▶ [Exercise brief]
Would you quote the material below in full and unchanged?

▶ [Data provided]

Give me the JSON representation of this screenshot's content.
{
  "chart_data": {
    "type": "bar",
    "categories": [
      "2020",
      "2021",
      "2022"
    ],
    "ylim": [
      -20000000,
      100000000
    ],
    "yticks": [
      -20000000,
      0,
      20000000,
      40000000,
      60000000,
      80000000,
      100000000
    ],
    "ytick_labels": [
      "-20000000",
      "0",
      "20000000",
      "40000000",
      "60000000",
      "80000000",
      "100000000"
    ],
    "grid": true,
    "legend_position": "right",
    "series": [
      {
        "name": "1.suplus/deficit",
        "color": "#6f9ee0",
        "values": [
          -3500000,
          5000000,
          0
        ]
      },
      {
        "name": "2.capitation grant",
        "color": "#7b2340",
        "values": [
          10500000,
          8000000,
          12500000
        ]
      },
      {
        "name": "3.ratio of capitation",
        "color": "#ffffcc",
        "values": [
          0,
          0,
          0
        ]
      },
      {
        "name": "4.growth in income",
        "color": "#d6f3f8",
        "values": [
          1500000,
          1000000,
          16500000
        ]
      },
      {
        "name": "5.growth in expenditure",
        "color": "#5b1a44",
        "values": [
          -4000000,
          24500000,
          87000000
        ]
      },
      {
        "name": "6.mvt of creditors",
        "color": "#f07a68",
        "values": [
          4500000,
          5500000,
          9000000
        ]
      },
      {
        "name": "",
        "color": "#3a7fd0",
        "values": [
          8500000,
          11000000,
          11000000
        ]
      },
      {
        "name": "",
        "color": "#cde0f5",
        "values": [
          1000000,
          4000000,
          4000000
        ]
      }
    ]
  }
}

▶ [Solution for this exercise]
Give me the JSON representation of this screenshot's content.
{
  "chart_data": {
    "type": "bar",
    "categories": [
      "2020",
      "2021",
      "2022"
    ],
    "ylim": [
      -20000000,
      100000000
    ],
    "yticks": [
      -20000000,
      0,
      20000000,
      40000000,
      60000000,
      80000000,
      100000000
    ],
    "ytick_labels": [
      "-20000000",
      "0",
      "20000000",
      "40000000",
      "60000000",
      "80000000",
      "100000000"
    ],
    "grid": true,
    "legend_position": "right",
    "series": [
      {
        "name": "1.suplus/deficit",
        "color": "#6f9ee0",
        "values": [
          -3500000,
          5000000,
          0
        ]
      },
      {
        "name": "2.capitation grant",
        "color": "#7b2340",
        "values": [
          10500000,
          8000000,
          12500000
        ]
      },
      {
        "name": "3.ratio of capitation",
        "color": "#ffffcc",
        "values": [
          0,
          0,
          0
        ]
      },
      {
        "name": "4.growth in income",
        "color": "#d6f3f8",
        "values": [
          1500000,
          1000000,
          16500000
        ]
      },
      {
        "name": "5.growth in expenditure",
        "color": "#5b1a44",
        "values": [
          -4000000,
          24500000,
          87000000
        ]
      },
      {
        "name": "6.mvt of creditors",
        "color": "#f07a68",
        "values": [
          4500000,
          5500000,
          9000000
        ]
      },
      {
        "name": "",
        "color": "#3a7fd0",
        "values": [
          8500000,
          11000000,
          11000000
        ]
      },
      {
        "name": "",
        "color": "#cde0f5",
        "values": [
          1000000,
          4000000,
          4000000
        ]
      }
    ]
  }
}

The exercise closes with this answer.